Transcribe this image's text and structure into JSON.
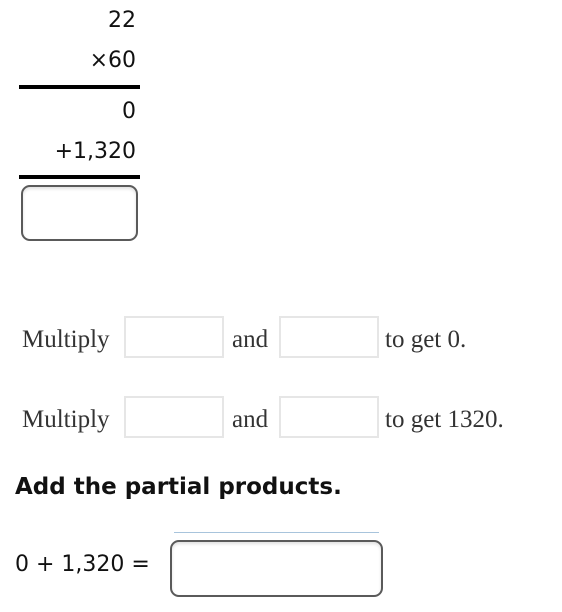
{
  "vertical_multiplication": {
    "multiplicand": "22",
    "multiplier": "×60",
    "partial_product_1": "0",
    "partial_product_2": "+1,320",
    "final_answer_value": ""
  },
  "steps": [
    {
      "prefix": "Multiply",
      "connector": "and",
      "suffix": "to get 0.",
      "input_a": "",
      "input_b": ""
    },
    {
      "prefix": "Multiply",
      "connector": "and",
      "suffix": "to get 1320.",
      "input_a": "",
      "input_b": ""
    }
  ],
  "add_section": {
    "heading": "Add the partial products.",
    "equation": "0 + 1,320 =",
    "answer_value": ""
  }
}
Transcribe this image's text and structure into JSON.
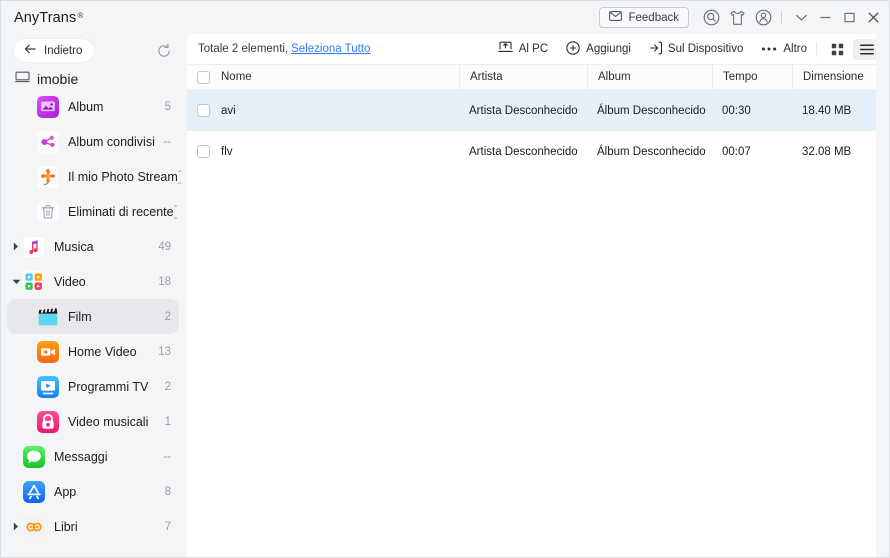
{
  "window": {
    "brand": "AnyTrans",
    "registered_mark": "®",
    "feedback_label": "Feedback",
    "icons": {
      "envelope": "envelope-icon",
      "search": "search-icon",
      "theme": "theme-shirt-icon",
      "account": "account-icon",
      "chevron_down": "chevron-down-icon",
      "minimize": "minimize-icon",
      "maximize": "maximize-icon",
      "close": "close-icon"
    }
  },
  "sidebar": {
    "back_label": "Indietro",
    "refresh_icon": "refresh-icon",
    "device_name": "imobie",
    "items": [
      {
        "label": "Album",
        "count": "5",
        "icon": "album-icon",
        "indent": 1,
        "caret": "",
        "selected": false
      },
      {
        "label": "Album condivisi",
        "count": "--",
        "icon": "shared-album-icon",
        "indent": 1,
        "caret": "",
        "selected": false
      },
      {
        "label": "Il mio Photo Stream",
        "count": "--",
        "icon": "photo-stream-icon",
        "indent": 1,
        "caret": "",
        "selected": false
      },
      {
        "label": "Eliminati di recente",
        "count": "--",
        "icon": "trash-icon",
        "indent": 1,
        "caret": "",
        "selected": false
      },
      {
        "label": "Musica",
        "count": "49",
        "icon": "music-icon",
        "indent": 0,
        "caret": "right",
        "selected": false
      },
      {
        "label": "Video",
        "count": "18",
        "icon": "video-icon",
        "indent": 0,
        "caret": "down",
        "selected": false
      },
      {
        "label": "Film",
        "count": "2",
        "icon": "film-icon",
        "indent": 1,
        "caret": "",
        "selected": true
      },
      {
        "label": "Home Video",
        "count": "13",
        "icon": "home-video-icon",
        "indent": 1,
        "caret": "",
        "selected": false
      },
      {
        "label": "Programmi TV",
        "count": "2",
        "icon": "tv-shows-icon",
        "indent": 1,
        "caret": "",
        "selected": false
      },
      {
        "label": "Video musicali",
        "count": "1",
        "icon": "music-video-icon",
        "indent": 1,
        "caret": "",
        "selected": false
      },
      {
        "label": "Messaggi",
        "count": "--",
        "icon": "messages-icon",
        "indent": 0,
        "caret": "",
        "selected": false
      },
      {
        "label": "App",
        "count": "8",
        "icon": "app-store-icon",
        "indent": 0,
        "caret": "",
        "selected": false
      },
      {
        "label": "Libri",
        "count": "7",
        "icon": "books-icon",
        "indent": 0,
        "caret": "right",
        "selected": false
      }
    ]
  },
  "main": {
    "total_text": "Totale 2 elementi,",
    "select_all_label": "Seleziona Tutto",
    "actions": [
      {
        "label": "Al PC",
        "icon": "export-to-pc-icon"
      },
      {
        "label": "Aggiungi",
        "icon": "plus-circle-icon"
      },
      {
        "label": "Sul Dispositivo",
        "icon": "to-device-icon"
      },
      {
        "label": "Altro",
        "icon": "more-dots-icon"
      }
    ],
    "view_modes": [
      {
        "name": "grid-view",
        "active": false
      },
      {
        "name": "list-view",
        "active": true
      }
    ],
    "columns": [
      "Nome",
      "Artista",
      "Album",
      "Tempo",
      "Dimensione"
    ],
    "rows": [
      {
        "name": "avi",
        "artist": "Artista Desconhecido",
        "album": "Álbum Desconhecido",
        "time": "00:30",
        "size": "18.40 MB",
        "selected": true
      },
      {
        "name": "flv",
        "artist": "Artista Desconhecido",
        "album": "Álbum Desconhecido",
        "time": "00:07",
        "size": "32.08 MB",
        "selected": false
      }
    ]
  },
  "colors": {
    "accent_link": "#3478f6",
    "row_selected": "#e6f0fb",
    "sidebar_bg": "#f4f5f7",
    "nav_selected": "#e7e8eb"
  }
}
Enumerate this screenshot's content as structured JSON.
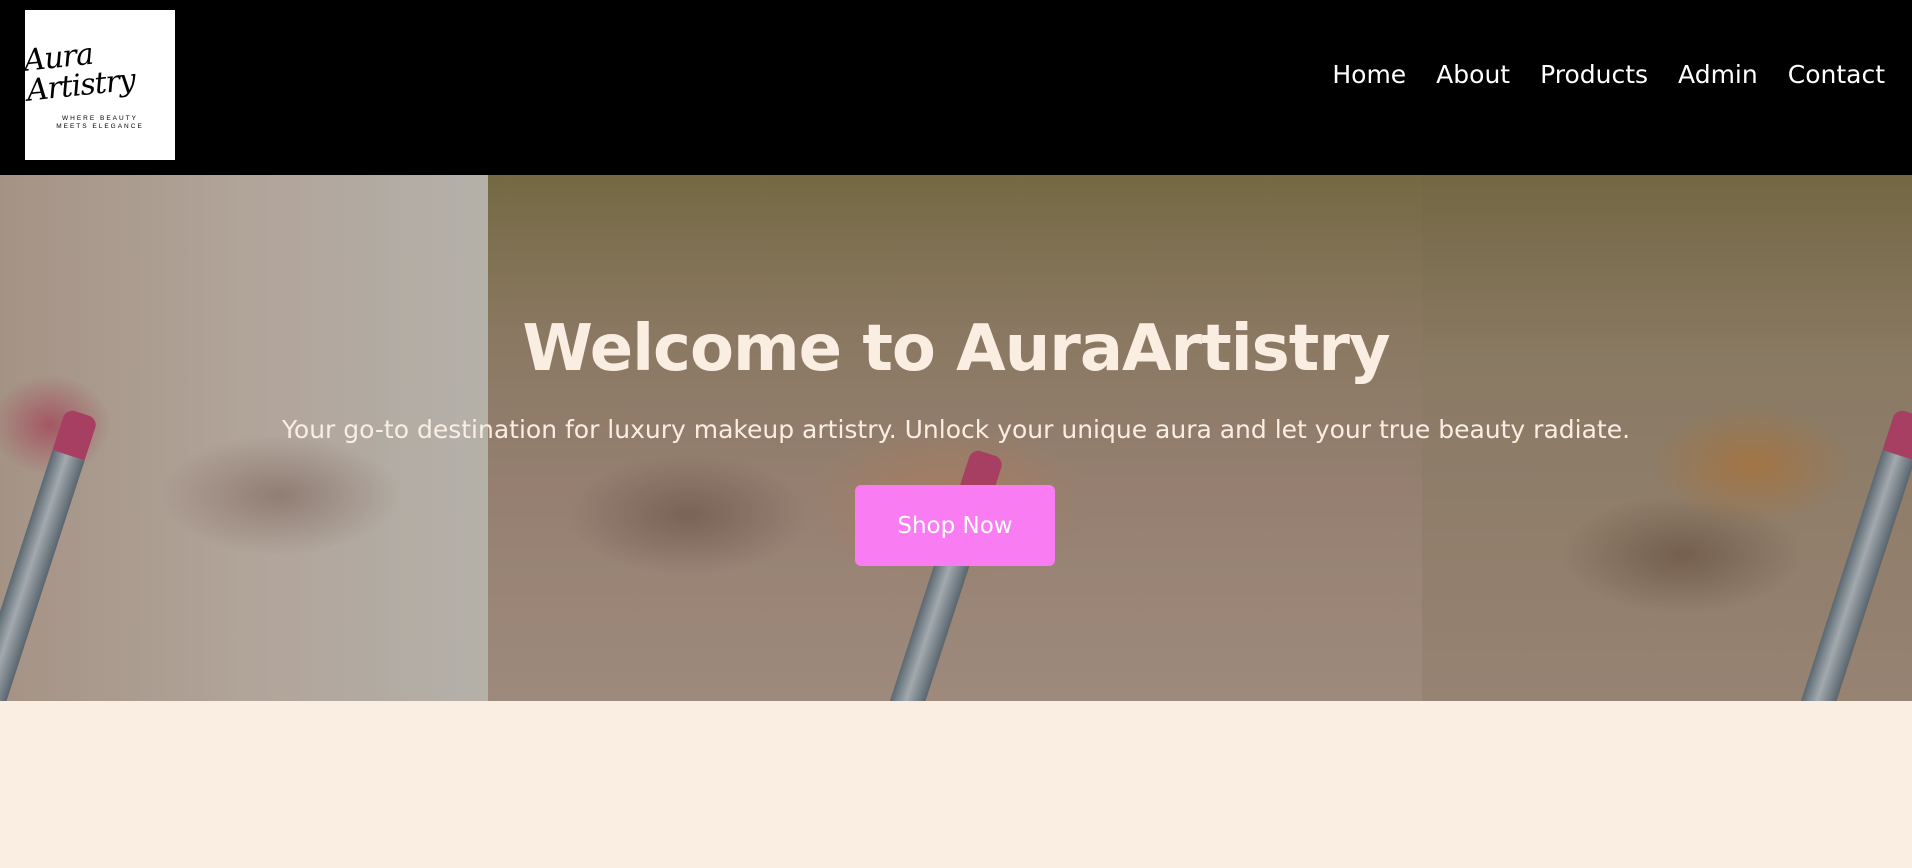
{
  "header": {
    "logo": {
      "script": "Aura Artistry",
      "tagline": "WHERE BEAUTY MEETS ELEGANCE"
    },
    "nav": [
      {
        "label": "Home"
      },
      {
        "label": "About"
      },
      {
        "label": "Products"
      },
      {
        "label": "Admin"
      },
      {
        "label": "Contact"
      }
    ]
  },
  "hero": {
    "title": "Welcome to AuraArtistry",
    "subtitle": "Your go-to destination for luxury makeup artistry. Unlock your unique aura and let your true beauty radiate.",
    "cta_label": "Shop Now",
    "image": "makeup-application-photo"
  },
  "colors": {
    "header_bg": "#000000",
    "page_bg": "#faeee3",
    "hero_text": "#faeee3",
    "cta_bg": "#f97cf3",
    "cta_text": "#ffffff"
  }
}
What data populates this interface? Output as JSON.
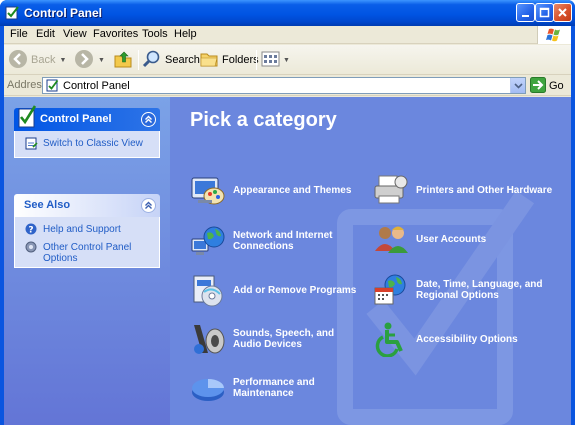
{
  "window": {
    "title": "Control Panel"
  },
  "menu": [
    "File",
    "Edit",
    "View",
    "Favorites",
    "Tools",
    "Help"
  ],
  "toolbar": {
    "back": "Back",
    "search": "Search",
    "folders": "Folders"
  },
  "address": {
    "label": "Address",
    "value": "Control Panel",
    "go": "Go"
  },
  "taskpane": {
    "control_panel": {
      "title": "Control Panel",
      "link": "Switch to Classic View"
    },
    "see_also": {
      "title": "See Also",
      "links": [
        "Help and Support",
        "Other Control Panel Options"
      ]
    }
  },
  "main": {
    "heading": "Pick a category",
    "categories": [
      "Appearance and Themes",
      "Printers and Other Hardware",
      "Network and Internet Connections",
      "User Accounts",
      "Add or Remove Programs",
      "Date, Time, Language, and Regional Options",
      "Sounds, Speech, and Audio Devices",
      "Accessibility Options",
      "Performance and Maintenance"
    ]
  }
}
--------------------------------------------------
In the entries above, count every line containing the word "JSON". Write only the total.

4